# Record list
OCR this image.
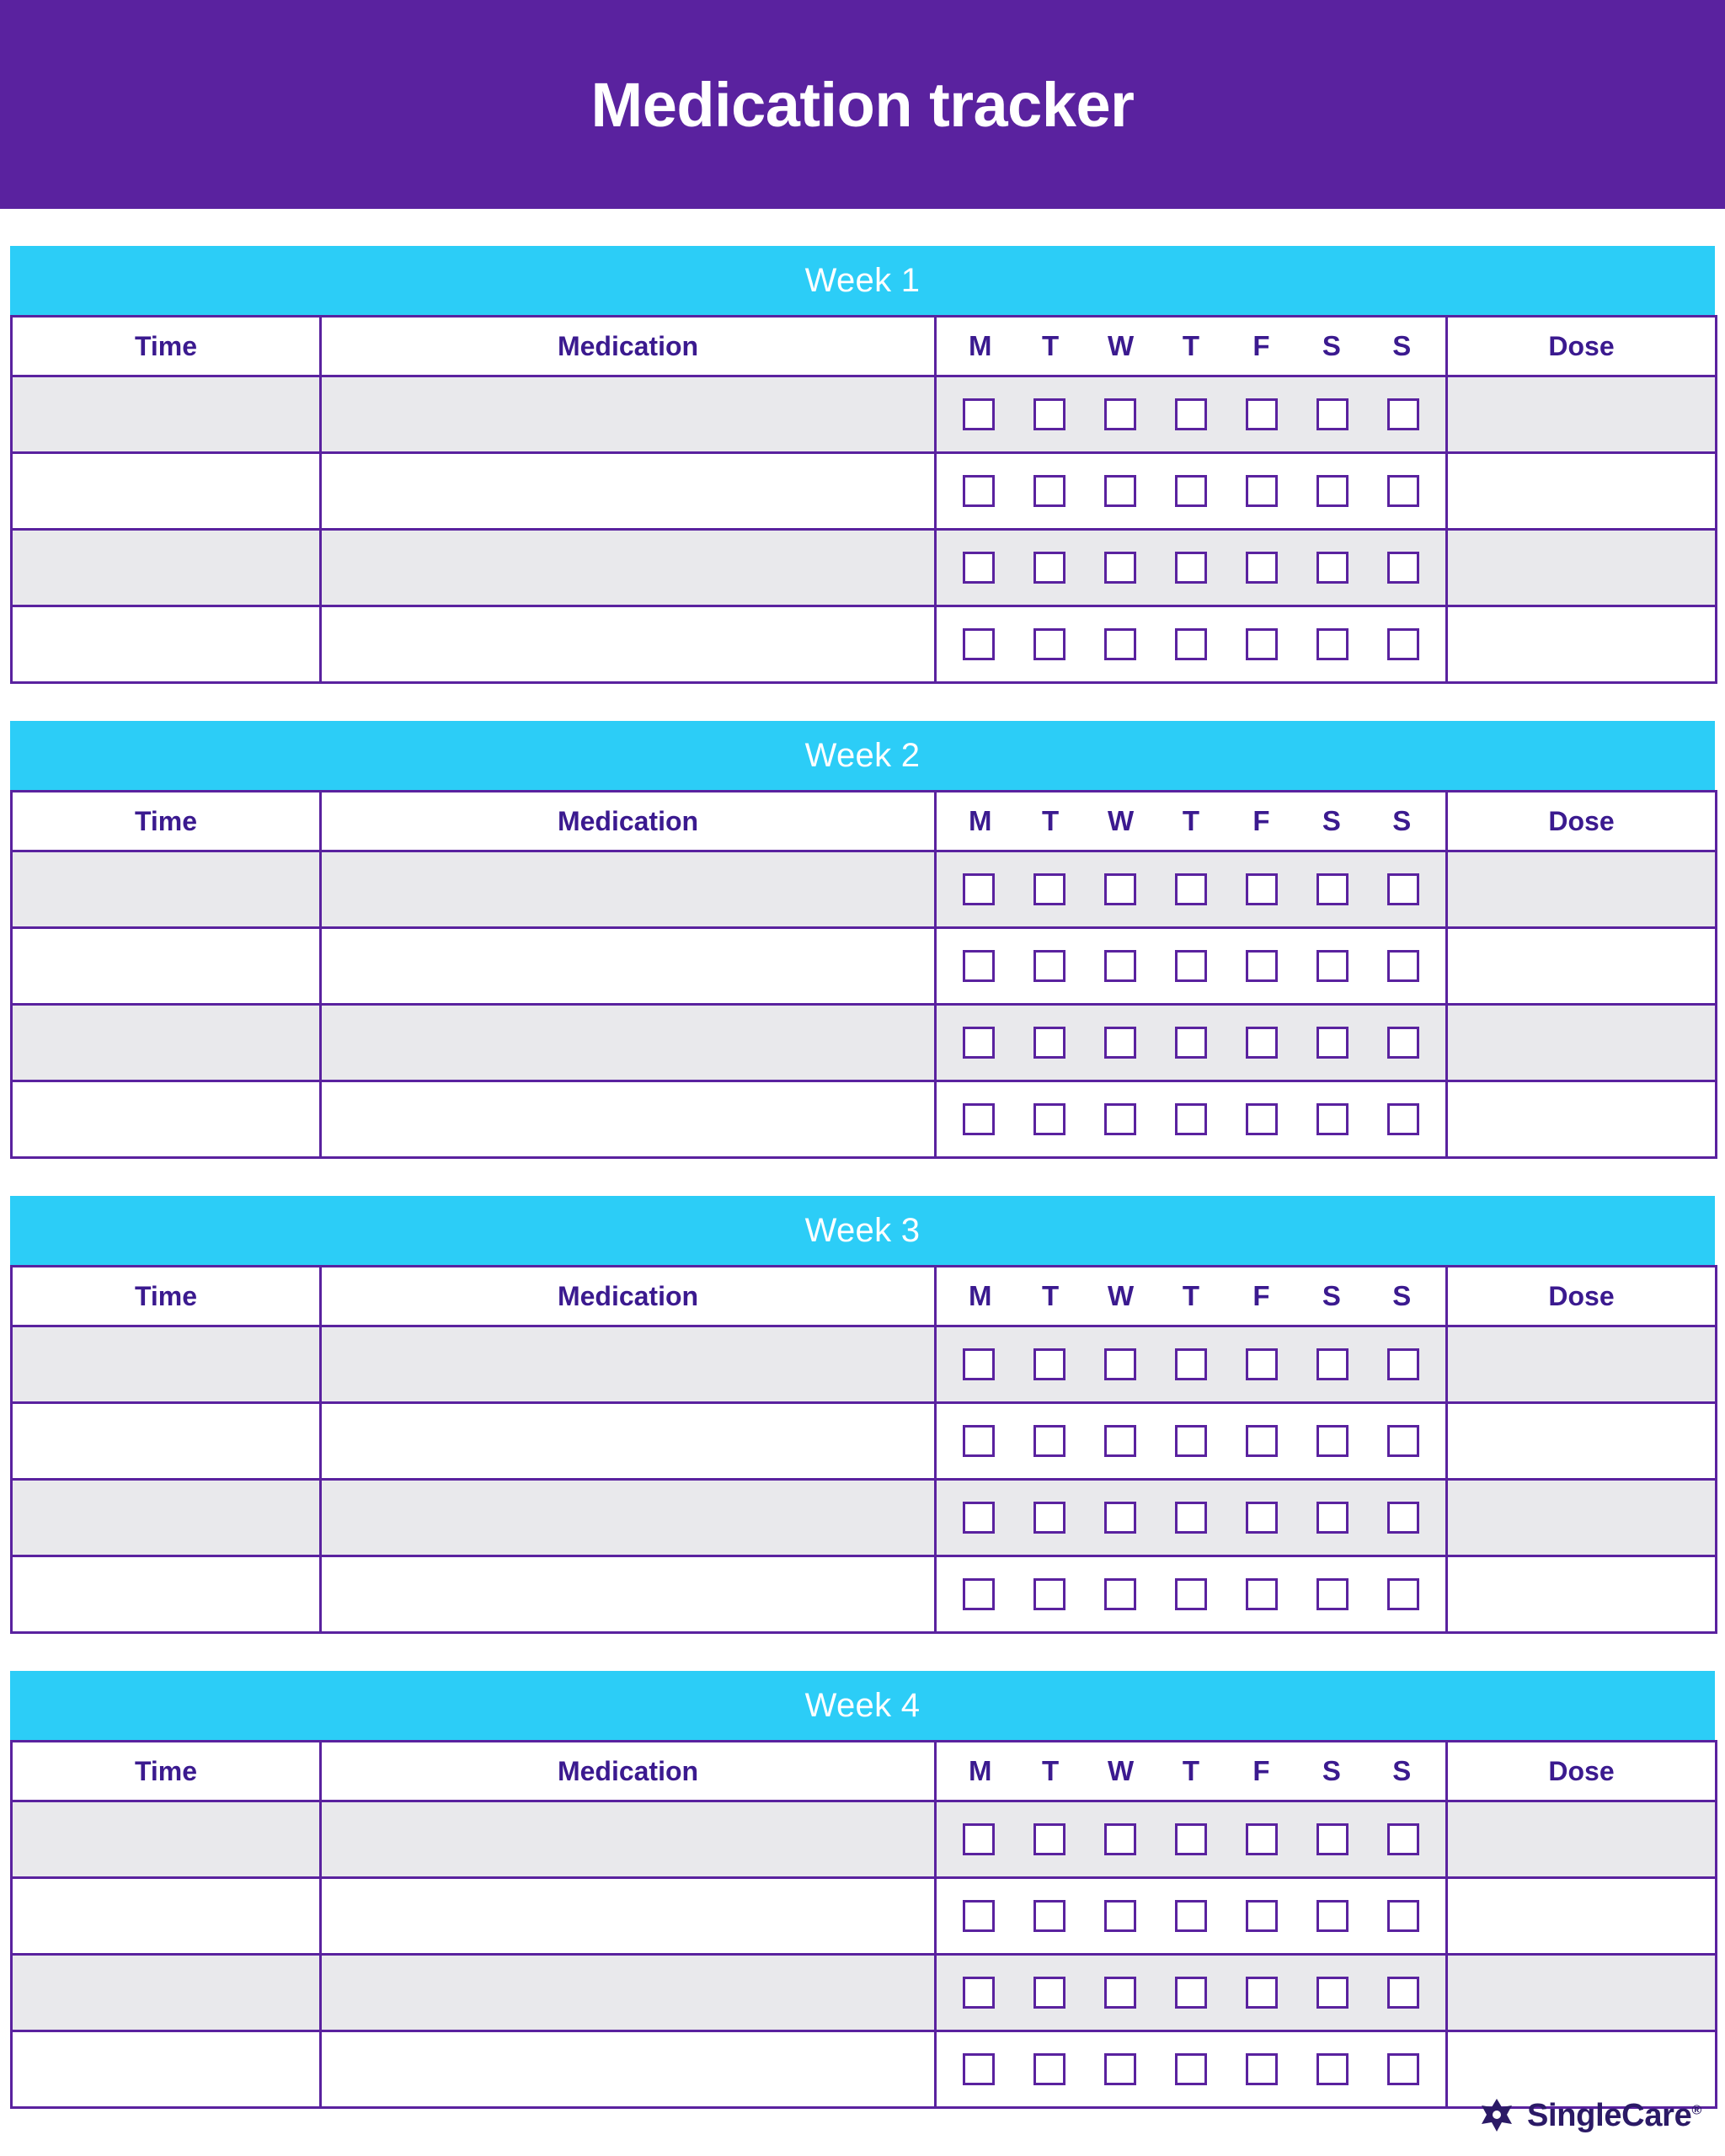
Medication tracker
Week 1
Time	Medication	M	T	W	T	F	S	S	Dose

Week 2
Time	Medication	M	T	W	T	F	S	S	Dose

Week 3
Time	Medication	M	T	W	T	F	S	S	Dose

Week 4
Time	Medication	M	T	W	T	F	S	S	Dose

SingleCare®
==
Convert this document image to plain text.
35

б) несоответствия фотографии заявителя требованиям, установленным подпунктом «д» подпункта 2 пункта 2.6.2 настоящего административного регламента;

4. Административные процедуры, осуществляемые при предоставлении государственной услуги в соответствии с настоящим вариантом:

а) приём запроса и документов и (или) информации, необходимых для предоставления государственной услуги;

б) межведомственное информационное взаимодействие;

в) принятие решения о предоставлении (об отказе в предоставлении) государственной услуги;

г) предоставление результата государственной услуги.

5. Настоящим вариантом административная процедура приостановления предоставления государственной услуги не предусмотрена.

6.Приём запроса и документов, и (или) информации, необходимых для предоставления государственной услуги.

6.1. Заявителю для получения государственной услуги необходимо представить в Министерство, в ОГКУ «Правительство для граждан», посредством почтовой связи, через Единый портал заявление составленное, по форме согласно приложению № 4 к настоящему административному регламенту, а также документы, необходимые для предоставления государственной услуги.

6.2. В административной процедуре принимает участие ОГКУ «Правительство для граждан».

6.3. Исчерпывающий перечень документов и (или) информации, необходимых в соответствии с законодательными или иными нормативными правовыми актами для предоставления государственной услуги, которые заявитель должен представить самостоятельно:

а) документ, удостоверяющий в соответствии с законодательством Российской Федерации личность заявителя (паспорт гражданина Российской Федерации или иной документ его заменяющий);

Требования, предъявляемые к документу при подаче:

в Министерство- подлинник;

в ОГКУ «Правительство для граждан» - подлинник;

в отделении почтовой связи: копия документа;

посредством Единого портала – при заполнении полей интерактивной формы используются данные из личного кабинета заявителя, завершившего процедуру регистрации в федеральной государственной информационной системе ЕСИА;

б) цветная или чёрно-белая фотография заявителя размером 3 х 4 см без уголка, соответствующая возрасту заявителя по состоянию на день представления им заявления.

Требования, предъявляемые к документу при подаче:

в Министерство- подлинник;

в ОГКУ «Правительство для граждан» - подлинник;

# Exercise goal
Copy every line from the records above that contains the word "вариантом".

# Answer to the problem
4. Административные процедуры, осуществляемые при предоставлении государственной услуги в соответствии с настоящим вариантом:
5. Настоящим вариантом административная процедура приостановления предоставления государственной услуги не предусмотрена.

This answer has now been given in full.